»»
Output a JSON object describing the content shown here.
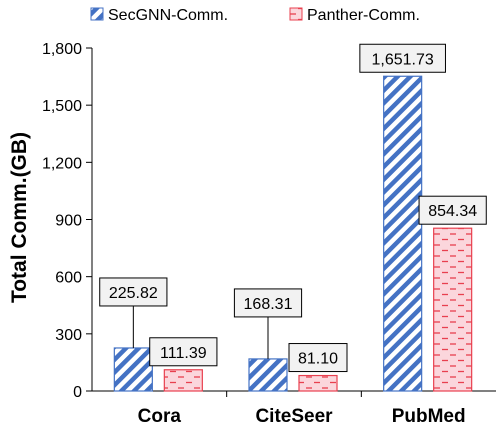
{
  "chart_data": {
    "type": "bar",
    "categories": [
      "Cora",
      "CiteSeer",
      "PubMed"
    ],
    "series": [
      {
        "name": "SecGNN-Comm.",
        "values": [
          225.82,
          168.31,
          1651.73
        ],
        "labels": [
          "225.82",
          "168.31",
          "1,651.73"
        ],
        "color": "#4472c4",
        "pattern": "diagonal-stripes"
      },
      {
        "name": "Panther-Comm.",
        "values": [
          111.39,
          81.1,
          854.34
        ],
        "labels": [
          "111.39",
          "81.10",
          "854.34"
        ],
        "color": "#e8404f",
        "pattern": "dashed-horizontal"
      }
    ],
    "ylabel": "Total Comm.(GB)",
    "xlabel": "",
    "ylim": [
      0,
      1800
    ],
    "yticks": [
      0,
      300,
      600,
      900,
      1200,
      1500,
      1800
    ],
    "ytick_labels": [
      "0",
      "300",
      "600",
      "900",
      "1,200",
      "1,500",
      "1,800"
    ],
    "legend_position": "top",
    "grid": false
  }
}
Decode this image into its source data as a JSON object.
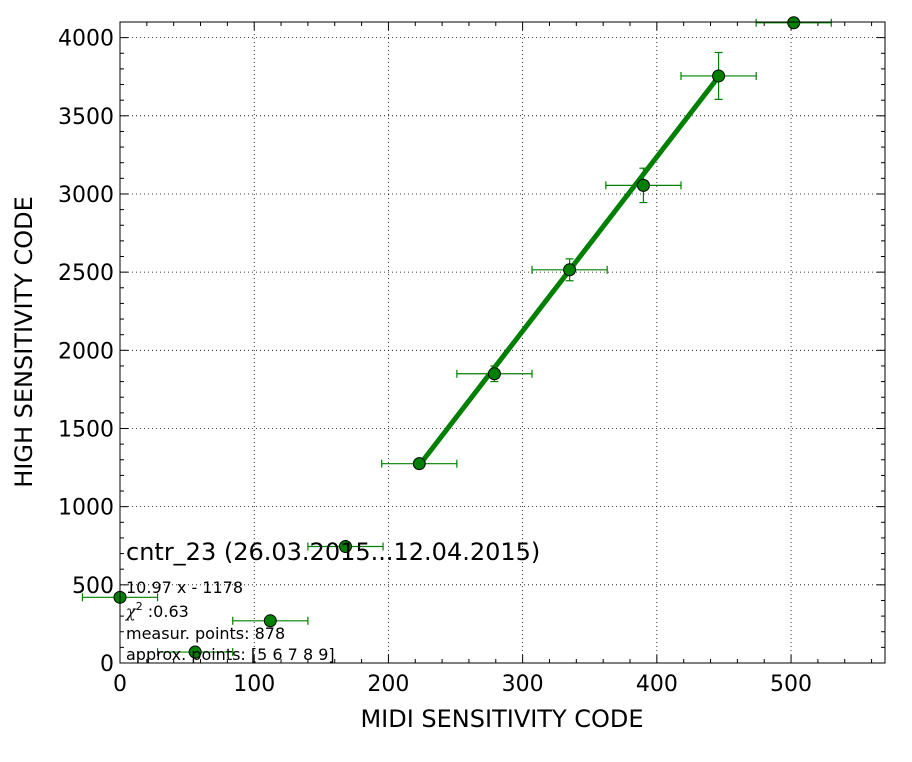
{
  "chart_data": {
    "type": "scatter",
    "xlabel": "MIDI SENSITIVITY CODE",
    "ylabel": "HIGH SENSITIVITY CODE",
    "xlim": [
      0,
      570
    ],
    "ylim": [
      0,
      4100
    ],
    "xticks": [
      0,
      100,
      200,
      300,
      400,
      500
    ],
    "yticks": [
      0,
      500,
      1000,
      1500,
      2000,
      2500,
      3000,
      3500,
      4000
    ],
    "grid": true,
    "color": "#008000",
    "points": [
      {
        "x": 0,
        "y": 420,
        "xerr": 28,
        "yerr": 0
      },
      {
        "x": 56,
        "y": 70,
        "xerr": 28,
        "yerr": 0
      },
      {
        "x": 112,
        "y": 270,
        "xerr": 28,
        "yerr": 0
      },
      {
        "x": 168,
        "y": 745,
        "xerr": 28,
        "yerr": 0
      },
      {
        "x": 223,
        "y": 1275,
        "xerr": 28,
        "yerr": 20
      },
      {
        "x": 279,
        "y": 1850,
        "xerr": 28,
        "yerr": 50
      },
      {
        "x": 335,
        "y": 2515,
        "xerr": 28,
        "yerr": 70
      },
      {
        "x": 390,
        "y": 3055,
        "xerr": 28,
        "yerr": 110
      },
      {
        "x": 446,
        "y": 3755,
        "xerr": 28,
        "yerr": 150
      },
      {
        "x": 502,
        "y": 4095,
        "xerr": 28,
        "yerr": 0
      }
    ],
    "fit": {
      "x0": 223,
      "y0": 1265,
      "x1": 446,
      "y1": 3750
    },
    "annotations": {
      "title": "cntr_23 (26.03.2015...12.04.2015)",
      "line1": "10.97 x - 1178",
      "chi_symbol": "χ",
      "chi_exp": "2",
      "chi_value": " :0.63",
      "line3": "measur. points: 878",
      "line4": "approx. points: [5 6 7 8 9]"
    }
  }
}
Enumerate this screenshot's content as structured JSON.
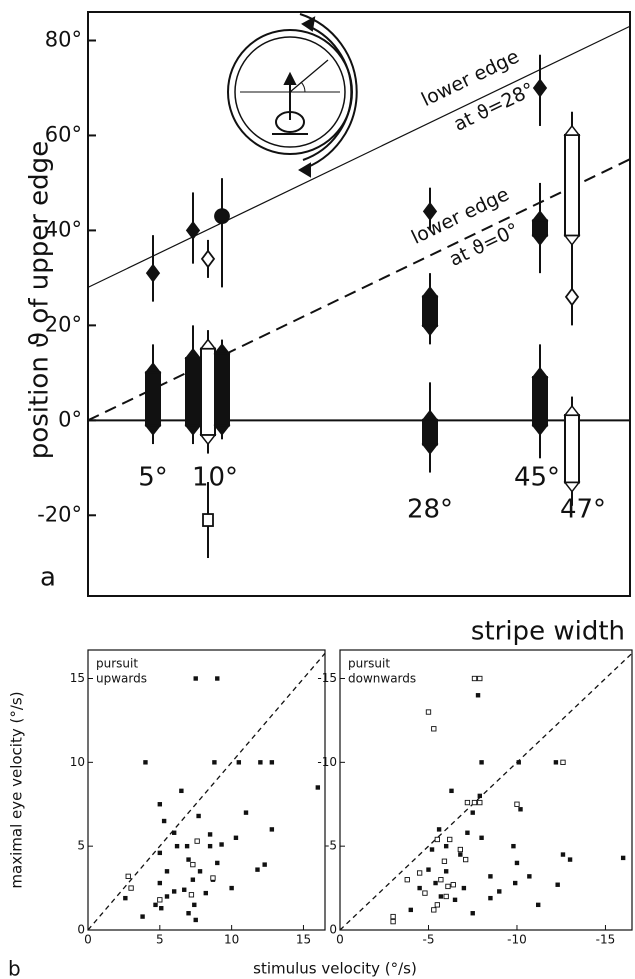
««
### Direction
Above is a listing; report how many of its lines include the word "Comm", giving the number only.

### Task output
3